■ **Task prompt**
Check every line of the entries that follow, and copy the ones containing "Antal".

»»

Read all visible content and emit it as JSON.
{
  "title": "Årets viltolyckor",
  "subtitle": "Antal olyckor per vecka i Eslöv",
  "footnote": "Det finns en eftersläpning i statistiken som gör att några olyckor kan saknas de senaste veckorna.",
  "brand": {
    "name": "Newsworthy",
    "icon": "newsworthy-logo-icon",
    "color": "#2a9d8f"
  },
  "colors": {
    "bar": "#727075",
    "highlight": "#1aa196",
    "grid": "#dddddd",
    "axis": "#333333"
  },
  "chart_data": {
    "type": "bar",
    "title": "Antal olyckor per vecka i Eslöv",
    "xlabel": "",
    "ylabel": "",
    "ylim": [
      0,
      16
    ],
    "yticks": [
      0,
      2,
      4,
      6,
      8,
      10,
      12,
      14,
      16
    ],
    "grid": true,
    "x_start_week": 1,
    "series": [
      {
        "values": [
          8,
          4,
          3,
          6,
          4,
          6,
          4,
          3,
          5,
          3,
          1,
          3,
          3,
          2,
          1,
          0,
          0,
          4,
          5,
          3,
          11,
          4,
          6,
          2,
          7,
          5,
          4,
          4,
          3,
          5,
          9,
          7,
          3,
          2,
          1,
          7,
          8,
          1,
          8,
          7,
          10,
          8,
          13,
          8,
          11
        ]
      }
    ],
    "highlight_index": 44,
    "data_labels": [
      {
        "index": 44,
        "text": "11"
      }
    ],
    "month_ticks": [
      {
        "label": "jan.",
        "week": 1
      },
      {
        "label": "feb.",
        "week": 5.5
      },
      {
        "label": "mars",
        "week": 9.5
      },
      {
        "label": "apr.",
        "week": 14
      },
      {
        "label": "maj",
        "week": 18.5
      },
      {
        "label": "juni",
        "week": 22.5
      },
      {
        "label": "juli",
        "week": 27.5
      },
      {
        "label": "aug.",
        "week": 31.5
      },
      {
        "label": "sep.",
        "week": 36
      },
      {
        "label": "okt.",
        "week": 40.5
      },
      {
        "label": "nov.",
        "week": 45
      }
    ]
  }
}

««

■ **Solution for this problem**
  "subtitle": "Antal olyckor per vecka i Eslöv",
    "title": "Antal olyckor per vecka i Eslöv",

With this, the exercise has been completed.